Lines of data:
==*==
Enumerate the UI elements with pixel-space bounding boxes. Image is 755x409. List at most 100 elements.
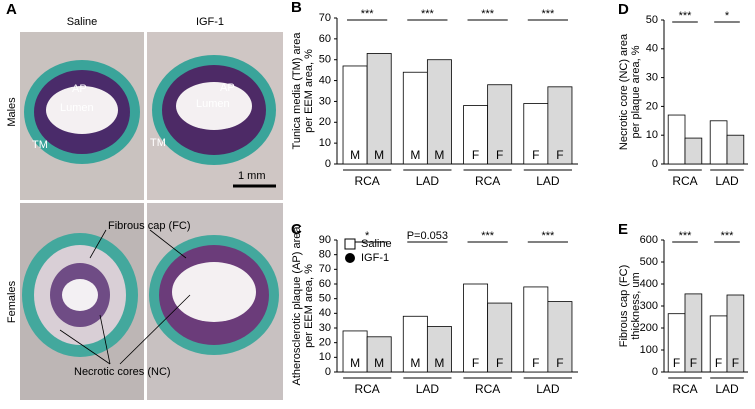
group-label: RCA — [475, 174, 500, 188]
y-tick-label: 0 — [325, 366, 331, 378]
y-tick-label: 90 — [319, 234, 331, 246]
bar-label: M — [350, 356, 360, 370]
bar-label: F — [732, 356, 739, 370]
y-axis-label: per EEM area, % — [303, 49, 315, 133]
y-tick-label: 30 — [646, 72, 658, 84]
y-tick-label: 20 — [319, 116, 331, 128]
row-label: Males — [6, 97, 18, 127]
bar — [366, 53, 392, 165]
bar — [463, 283, 489, 373]
y-tick-label: 20 — [646, 100, 658, 112]
bar-label: F — [673, 356, 680, 370]
bar — [426, 326, 452, 373]
callout: Necrotic cores (NC) — [74, 366, 171, 378]
y-tick-label: 30 — [319, 322, 331, 334]
callout-lines — [59, 229, 191, 365]
y-axis-label: per plaque area, % — [630, 45, 642, 138]
group-label: RCA — [672, 174, 697, 188]
y-tick-label: 30 — [319, 95, 331, 107]
group-label: RCA — [354, 174, 379, 188]
y-tick-label: 80 — [319, 249, 331, 261]
y-tick-label: 50 — [319, 293, 331, 305]
y-tick-label: 70 — [319, 12, 331, 24]
significance: *** — [481, 8, 495, 20]
bar-label: F — [496, 356, 503, 370]
callout: Fibrous cap (FC) — [108, 220, 191, 232]
y-tick-label: 40 — [646, 43, 658, 55]
panel-letter: D — [618, 1, 629, 18]
y-tick-label: 10 — [646, 129, 658, 141]
y-tick-label: 0 — [652, 366, 658, 378]
group-label: LAD — [715, 174, 739, 188]
region-label: TM — [32, 139, 48, 151]
y-tick-label: 70 — [319, 263, 331, 275]
bar-label: M — [374, 148, 384, 162]
region-label: AP — [72, 83, 87, 95]
y-tick-label: 0 — [652, 158, 658, 170]
column-label: Saline — [67, 16, 98, 28]
bar-label: F — [556, 356, 563, 370]
bar — [523, 103, 549, 165]
y-tick-label: 0 — [325, 158, 331, 170]
bar — [709, 120, 728, 165]
group-label: LAD — [416, 382, 440, 396]
y-axis-label: Tunica media (TM) area — [291, 32, 303, 150]
group-label: LAD — [536, 174, 560, 188]
bar-label: F — [496, 148, 503, 162]
significance: *** — [721, 230, 735, 242]
legend-label: IGF-1 — [361, 252, 389, 264]
significance: * — [365, 230, 370, 242]
y-tick-label: 20 — [319, 337, 331, 349]
bar — [366, 336, 392, 373]
bar-label: M — [350, 148, 360, 162]
group-label: LAD — [715, 382, 739, 396]
significance: * — [725, 10, 730, 22]
bar — [726, 134, 745, 165]
y-tick-label: 100 — [640, 344, 658, 356]
bar — [523, 286, 549, 373]
bar-label: F — [532, 148, 539, 162]
y-tick-label: 600 — [640, 234, 658, 246]
y-tick-label: 40 — [319, 74, 331, 86]
bar-label: F — [556, 148, 563, 162]
y-axis-label: Necrotic core (NC) area — [618, 33, 630, 150]
histology — [20, 32, 283, 400]
y-tick-label: 60 — [319, 33, 331, 45]
legend-swatch — [344, 238, 356, 250]
y-axis-label: Fibrous cap (FC) — [618, 265, 630, 348]
bar-label: M — [374, 356, 384, 370]
significance: *** — [361, 8, 375, 20]
panel-letter: C — [291, 221, 302, 238]
significance: *** — [421, 8, 435, 20]
bar — [402, 71, 428, 165]
y-axis-label: thickness, um — [630, 272, 642, 339]
panel-letter: E — [618, 221, 628, 238]
bar-label: M — [410, 148, 420, 162]
bar — [402, 315, 428, 373]
significance: P=0.053 — [407, 230, 448, 242]
y-tick-label: 300 — [640, 300, 658, 312]
region-label: TM — [150, 137, 166, 149]
bar — [342, 330, 368, 373]
bar — [487, 302, 513, 373]
y-tick-label: 60 — [319, 278, 331, 290]
significance: *** — [541, 230, 555, 242]
bar-label: M — [434, 148, 444, 162]
bar — [684, 293, 703, 373]
bar-label: F — [715, 356, 722, 370]
y-axis-label: Atherosclerotic plaque (AP) area — [291, 226, 303, 386]
y-tick-label: 50 — [319, 54, 331, 66]
y-tick-label: 10 — [319, 137, 331, 149]
bar-label: F — [690, 356, 697, 370]
bar — [342, 65, 368, 165]
region-label: Lumen — [196, 98, 230, 110]
bar — [547, 86, 573, 165]
significance: *** — [481, 230, 495, 242]
group-label: LAD — [536, 382, 560, 396]
y-axis-label: per EEM area, % — [303, 264, 315, 348]
bar — [547, 301, 573, 373]
bar — [426, 59, 452, 165]
bar-label: M — [410, 356, 420, 370]
y-tick-label: 50 — [646, 14, 658, 26]
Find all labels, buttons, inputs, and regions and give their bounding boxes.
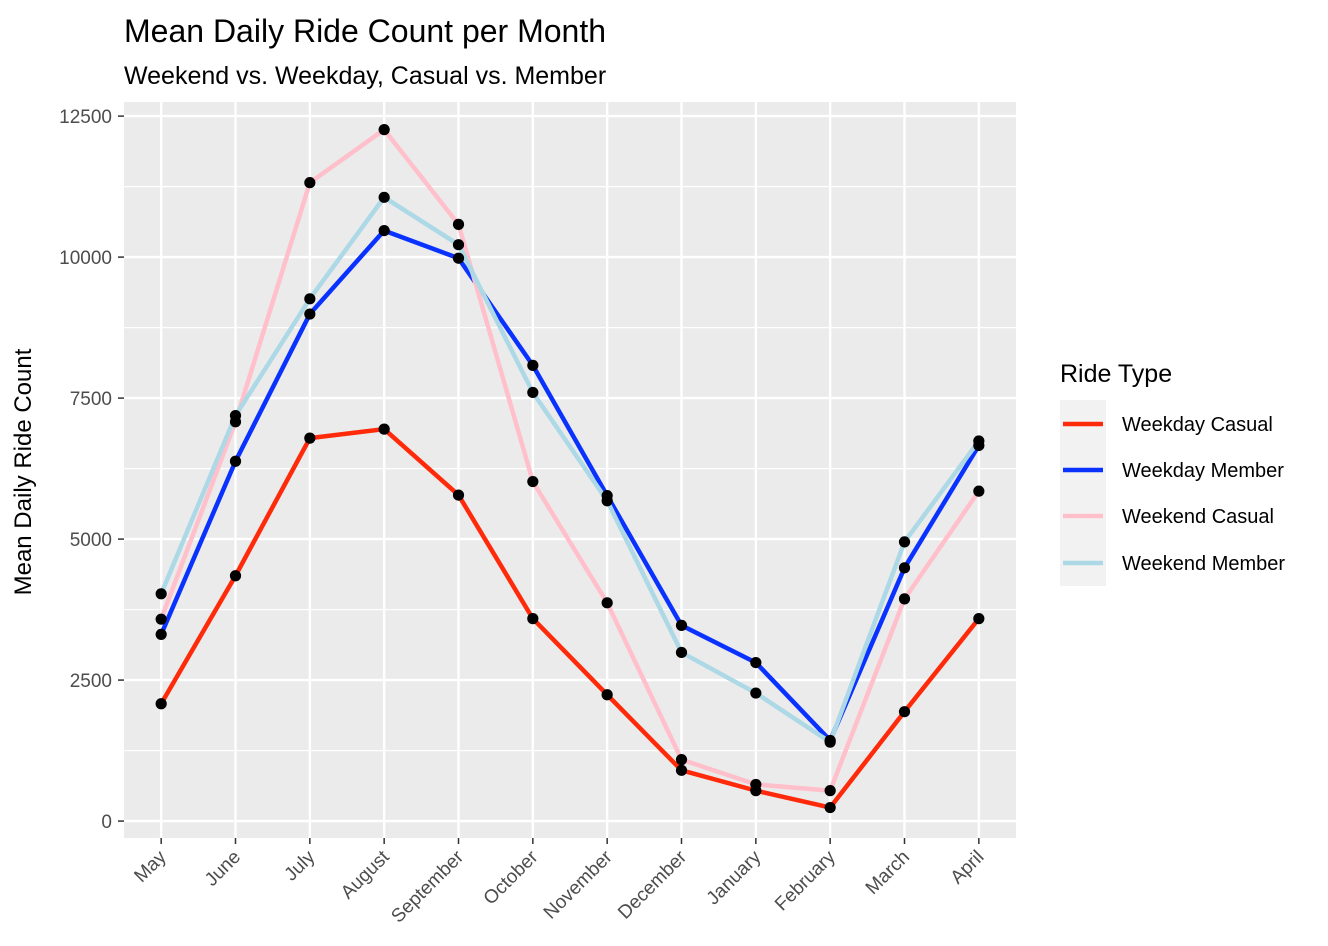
legend-title: Ride Type — [1060, 360, 1172, 388]
data-point — [973, 485, 985, 497]
data-point — [824, 801, 836, 814]
y-axis-title: Mean Daily Ride Count — [10, 348, 37, 595]
y-axis: 0 2500 5000 7500 10000 12500 — [59, 107, 124, 833]
data-point — [527, 359, 539, 371]
data-point — [304, 308, 316, 320]
data-point — [229, 409, 242, 422]
x-tick-label: November — [540, 846, 617, 923]
y-tick-label: 7500 — [70, 389, 112, 410]
data-point — [527, 475, 539, 488]
x-tick-label: August — [337, 846, 394, 903]
legend: Ride Type Weekday Casual Weekday Member We… — [1060, 360, 1285, 586]
data-point — [155, 698, 167, 710]
y-tick-label: 12500 — [59, 107, 112, 128]
x-tick-label: March — [862, 847, 914, 899]
x-tick-label: September — [387, 846, 468, 927]
data-point — [155, 588, 167, 600]
x-tick-label: May — [130, 846, 171, 887]
data-point — [452, 218, 465, 230]
data-point — [824, 785, 836, 797]
data-point — [155, 628, 167, 641]
x-tick-label: January — [703, 846, 766, 909]
x-tick-label: February — [771, 846, 840, 915]
data-point — [601, 689, 613, 701]
data-point — [527, 613, 539, 625]
data-point — [229, 455, 242, 467]
series-line — [159, 195, 981, 745]
data-point — [304, 177, 316, 189]
x-tick-label: April — [947, 847, 989, 889]
y-tick-label: 5000 — [70, 530, 112, 551]
data-point — [452, 489, 465, 501]
data-point — [898, 562, 911, 574]
legend-key-background — [1060, 400, 1106, 586]
data-point — [155, 613, 167, 625]
data-point — [750, 687, 762, 699]
y-tick-label: 10000 — [59, 248, 112, 269]
x-tick-label: June — [201, 847, 245, 891]
data-point — [973, 613, 985, 625]
series-line — [159, 426, 981, 810]
chart-subtitle: Weekend vs. Weekday, Casual vs. Member — [124, 62, 606, 90]
y-tick-label: 0 — [101, 812, 112, 833]
data-point — [675, 619, 688, 631]
data-points — [155, 124, 985, 814]
data-point — [898, 536, 911, 548]
data-point — [675, 646, 688, 659]
minor-gridlines — [124, 185, 1016, 752]
y-tick-label: 2500 — [70, 671, 112, 692]
legend-label: Weekend Casual — [1122, 506, 1274, 528]
data-point — [452, 252, 465, 264]
series-line — [159, 127, 981, 793]
data-point — [973, 435, 985, 447]
data-point — [898, 706, 911, 718]
data-point — [675, 754, 688, 766]
x-tick-label: December — [614, 846, 691, 923]
data-point — [378, 224, 390, 237]
chart-title: Mean Daily Ride Count per Month — [124, 13, 606, 49]
legend-label: Weekday Member — [1122, 460, 1284, 482]
data-point — [750, 778, 762, 791]
legend-label: Weekend Member — [1122, 553, 1285, 575]
data-point — [378, 191, 390, 203]
data-point — [898, 593, 911, 605]
x-tick-label: October — [480, 846, 543, 909]
data-point — [601, 597, 613, 609]
data-point — [452, 239, 465, 251]
legend-label: Weekday Casual — [1122, 414, 1273, 436]
data-point — [824, 736, 836, 748]
plot-panel — [124, 102, 1016, 838]
data-point — [378, 124, 390, 136]
series-lines — [159, 127, 981, 810]
data-point — [304, 432, 316, 444]
data-point — [601, 495, 613, 507]
data-point — [304, 293, 316, 305]
data-point — [378, 423, 390, 435]
x-tick-label: July — [281, 846, 320, 885]
data-point — [527, 386, 539, 399]
data-point — [675, 764, 688, 776]
data-point — [750, 657, 762, 669]
data-point — [229, 570, 242, 582]
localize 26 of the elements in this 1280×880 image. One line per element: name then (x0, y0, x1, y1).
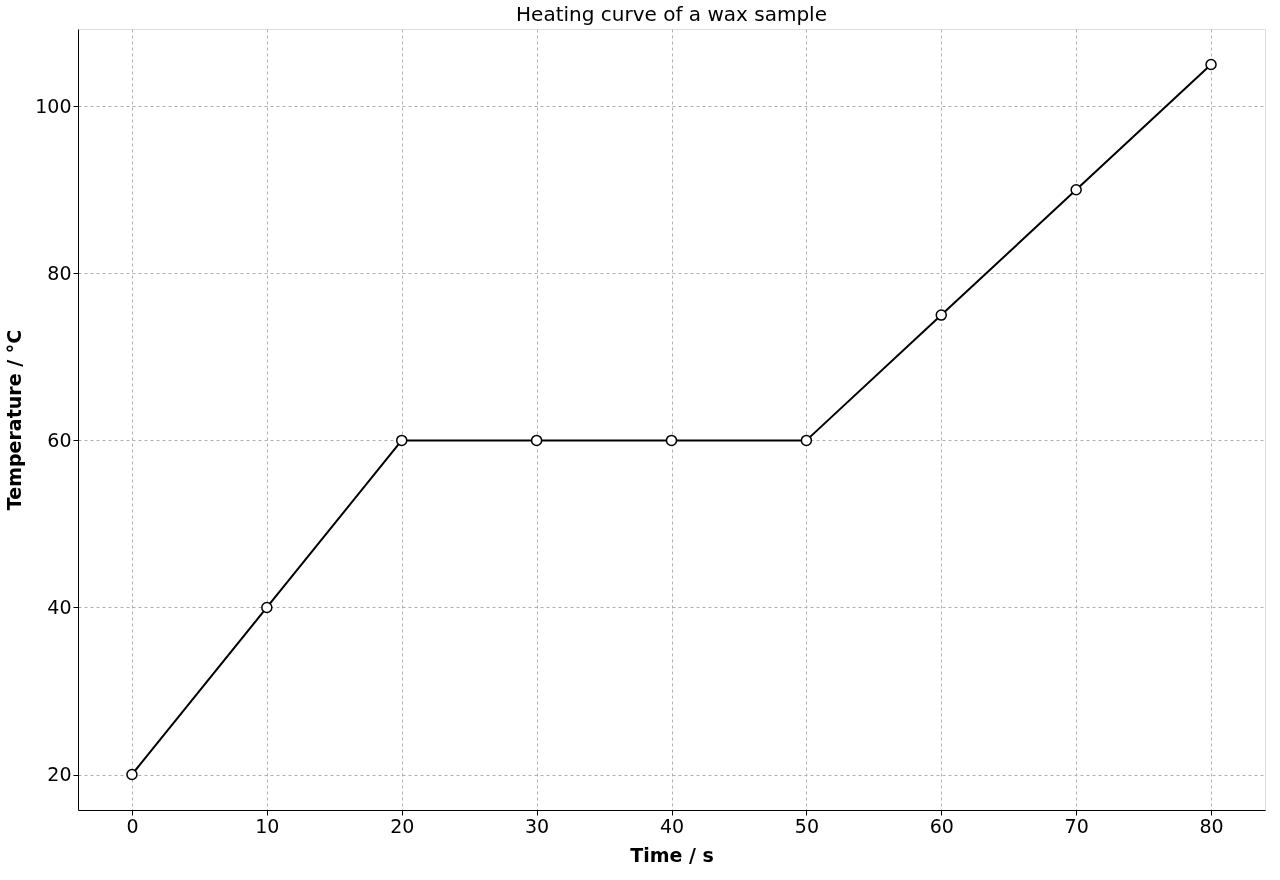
point (530, 434, 543, 447)
point (395, 434, 408, 447)
point (126, 768, 138, 781)
point (1205, 58, 1217, 71)
y-tick-label: 60 (47, 428, 72, 451)
point (261, 601, 273, 614)
y-tick-label: 20 (47, 763, 72, 785)
point (1070, 184, 1082, 196)
point (935, 309, 948, 321)
x-tick-label: 20 (390, 814, 415, 837)
y-axis-title: Temperature / °C (3, 329, 26, 511)
y-tick-label: 80 (47, 261, 72, 284)
x-tick-label: 60 (929, 814, 954, 837)
x-axis-title: Time / s (630, 843, 714, 866)
x-tick-label: 30 (525, 814, 550, 837)
y-tick-label: 40 (47, 595, 72, 618)
x-tick-label: 80 (1199, 814, 1224, 837)
x-tick-label: 10 (255, 814, 280, 837)
x-tick-label: 70 (1064, 814, 1089, 837)
x-tick-label: 0 (126, 814, 139, 837)
y-tick-label: 100 (35, 94, 72, 117)
x-tick-label: 50 (794, 814, 819, 837)
x-tick-label: 40 (659, 814, 685, 837)
point (665, 434, 678, 447)
chart-title: Heating curve of a wax sample (516, 2, 827, 26)
point (800, 434, 813, 447)
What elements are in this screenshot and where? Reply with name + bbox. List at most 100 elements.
==*==
STATED PROBLEM: Reproduce the entries from the line containing "legend-title: Ride Type" through the line containing "data-point — [229, 409, 242, 422]", replacing "Ride Type" with "Trip Type" and leaving everything else unchanged.

TASK ANSWER:
legend-title: Trip Type — [1060, 360, 1172, 388]
data-point — [973, 485, 985, 497]
data-point — [824, 801, 836, 814]
y-axis-title: Mean Daily Ride Count — [10, 348, 37, 595]
y-axis: 0 2500 5000 7500 10000 12500 — [59, 107, 124, 833]
data-point — [527, 359, 539, 371]
data-point — [304, 308, 316, 320]
data-point — [229, 409, 242, 422]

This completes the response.